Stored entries
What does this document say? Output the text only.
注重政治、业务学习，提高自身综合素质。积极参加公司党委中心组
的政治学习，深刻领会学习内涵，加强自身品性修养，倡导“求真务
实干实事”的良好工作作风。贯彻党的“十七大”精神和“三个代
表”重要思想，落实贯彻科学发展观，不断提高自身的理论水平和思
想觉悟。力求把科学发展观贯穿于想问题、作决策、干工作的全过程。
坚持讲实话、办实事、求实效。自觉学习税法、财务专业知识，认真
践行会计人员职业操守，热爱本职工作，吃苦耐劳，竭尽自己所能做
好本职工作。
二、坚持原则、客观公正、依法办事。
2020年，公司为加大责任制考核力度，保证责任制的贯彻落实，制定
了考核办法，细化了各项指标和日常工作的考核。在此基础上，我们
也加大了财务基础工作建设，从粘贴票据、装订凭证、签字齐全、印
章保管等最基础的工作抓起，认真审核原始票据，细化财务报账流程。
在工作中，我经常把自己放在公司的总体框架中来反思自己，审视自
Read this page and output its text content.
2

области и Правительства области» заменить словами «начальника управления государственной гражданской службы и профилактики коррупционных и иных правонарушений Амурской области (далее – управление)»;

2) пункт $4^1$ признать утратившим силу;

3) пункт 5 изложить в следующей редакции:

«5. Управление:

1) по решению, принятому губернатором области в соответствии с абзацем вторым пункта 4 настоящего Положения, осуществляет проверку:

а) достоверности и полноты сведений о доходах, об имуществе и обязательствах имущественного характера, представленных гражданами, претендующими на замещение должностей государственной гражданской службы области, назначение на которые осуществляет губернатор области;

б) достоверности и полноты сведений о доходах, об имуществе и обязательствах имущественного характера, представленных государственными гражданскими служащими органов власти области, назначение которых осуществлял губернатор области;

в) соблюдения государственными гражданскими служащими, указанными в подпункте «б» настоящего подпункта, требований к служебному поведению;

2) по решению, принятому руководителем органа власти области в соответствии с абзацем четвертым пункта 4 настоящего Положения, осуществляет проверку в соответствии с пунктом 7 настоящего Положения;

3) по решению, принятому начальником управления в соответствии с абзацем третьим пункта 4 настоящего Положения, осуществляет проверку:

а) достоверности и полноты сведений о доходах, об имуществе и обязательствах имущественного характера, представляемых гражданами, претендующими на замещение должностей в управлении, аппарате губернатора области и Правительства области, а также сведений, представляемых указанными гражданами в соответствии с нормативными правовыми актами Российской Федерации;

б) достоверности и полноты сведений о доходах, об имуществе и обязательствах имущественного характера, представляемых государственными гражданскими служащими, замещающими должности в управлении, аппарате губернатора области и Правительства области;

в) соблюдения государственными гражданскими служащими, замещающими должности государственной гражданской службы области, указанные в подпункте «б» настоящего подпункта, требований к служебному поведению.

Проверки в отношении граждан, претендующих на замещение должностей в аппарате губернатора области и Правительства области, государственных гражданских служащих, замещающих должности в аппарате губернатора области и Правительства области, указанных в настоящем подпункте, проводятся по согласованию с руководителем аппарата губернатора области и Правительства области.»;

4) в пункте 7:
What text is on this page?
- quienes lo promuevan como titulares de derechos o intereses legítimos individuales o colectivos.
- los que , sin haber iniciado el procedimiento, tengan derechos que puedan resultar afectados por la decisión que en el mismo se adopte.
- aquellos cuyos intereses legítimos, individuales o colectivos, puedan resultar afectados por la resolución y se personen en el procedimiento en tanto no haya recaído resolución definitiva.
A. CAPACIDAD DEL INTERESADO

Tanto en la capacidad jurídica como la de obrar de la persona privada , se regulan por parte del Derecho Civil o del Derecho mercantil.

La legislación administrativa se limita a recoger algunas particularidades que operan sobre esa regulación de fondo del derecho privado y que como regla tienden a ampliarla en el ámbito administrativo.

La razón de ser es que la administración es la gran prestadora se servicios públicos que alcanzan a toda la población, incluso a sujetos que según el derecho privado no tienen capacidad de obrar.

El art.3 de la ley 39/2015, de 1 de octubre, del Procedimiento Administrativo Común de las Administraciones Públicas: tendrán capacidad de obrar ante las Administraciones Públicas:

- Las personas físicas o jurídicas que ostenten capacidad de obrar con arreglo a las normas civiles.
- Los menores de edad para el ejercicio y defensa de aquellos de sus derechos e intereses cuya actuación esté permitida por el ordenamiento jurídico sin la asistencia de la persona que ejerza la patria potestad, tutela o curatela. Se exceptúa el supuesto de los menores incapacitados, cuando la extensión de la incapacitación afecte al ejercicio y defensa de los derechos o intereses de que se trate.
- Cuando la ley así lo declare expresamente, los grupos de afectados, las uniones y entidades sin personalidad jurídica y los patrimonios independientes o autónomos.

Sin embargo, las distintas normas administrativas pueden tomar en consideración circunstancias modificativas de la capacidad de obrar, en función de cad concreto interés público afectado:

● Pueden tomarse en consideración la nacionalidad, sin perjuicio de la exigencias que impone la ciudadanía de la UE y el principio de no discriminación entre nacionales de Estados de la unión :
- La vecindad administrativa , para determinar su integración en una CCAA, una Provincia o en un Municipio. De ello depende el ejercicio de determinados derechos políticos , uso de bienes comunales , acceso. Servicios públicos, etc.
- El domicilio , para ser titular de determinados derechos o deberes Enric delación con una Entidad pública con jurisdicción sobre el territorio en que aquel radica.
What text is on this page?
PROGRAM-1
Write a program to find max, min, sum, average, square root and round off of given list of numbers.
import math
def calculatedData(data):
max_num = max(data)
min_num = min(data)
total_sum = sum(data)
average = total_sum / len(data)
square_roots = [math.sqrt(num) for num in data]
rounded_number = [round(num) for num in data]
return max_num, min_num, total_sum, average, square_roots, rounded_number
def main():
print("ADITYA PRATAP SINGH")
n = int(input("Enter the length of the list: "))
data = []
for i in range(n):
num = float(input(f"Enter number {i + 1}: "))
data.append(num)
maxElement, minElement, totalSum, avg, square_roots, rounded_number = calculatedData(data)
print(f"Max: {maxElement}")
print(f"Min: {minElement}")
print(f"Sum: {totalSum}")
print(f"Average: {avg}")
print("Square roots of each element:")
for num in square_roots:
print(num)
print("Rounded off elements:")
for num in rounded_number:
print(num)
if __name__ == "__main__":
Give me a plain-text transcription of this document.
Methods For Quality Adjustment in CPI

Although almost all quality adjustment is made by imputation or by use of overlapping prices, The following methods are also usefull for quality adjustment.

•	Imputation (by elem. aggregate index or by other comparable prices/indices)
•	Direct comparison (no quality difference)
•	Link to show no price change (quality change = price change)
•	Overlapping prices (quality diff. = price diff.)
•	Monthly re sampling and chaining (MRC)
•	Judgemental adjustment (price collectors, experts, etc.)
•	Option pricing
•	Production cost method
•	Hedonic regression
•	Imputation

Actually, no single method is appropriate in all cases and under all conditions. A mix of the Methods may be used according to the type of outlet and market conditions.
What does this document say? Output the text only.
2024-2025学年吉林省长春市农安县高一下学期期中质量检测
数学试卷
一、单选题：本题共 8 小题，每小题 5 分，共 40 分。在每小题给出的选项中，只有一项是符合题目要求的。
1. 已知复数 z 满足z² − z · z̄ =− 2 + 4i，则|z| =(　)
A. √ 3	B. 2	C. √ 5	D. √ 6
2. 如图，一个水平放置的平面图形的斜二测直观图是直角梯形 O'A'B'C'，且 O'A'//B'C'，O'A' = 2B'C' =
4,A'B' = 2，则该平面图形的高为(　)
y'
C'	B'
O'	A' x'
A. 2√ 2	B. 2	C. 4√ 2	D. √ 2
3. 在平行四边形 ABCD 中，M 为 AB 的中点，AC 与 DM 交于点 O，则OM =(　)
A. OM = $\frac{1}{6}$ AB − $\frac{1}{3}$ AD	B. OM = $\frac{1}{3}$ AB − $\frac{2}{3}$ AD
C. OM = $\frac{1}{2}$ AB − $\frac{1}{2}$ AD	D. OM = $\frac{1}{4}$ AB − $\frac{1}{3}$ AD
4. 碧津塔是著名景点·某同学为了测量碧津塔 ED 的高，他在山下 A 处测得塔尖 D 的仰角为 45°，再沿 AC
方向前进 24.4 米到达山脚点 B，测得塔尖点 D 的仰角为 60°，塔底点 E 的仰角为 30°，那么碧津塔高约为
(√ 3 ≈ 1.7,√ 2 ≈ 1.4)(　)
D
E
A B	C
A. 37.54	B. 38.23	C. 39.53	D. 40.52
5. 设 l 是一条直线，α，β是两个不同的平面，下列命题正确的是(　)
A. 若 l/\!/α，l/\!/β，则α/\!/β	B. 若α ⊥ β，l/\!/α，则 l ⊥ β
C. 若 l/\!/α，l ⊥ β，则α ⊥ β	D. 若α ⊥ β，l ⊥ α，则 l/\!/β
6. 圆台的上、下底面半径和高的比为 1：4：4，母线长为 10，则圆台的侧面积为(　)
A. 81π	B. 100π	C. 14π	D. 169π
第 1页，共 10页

**Goal of the exercise:**
Return each line of the listing that holds the string "служебному".

**Exercise result:**
в) соблюдения государственными гражданскими служащими, указанными в подпункте «б» настоящего подпункта, требований к служебному поведению;
в) соблюдения государственными гражданскими служащими, замещающими должности государственной гражданской службы области, указанные в подпункте «б» настоящего подпункта, требований к служебному поведению.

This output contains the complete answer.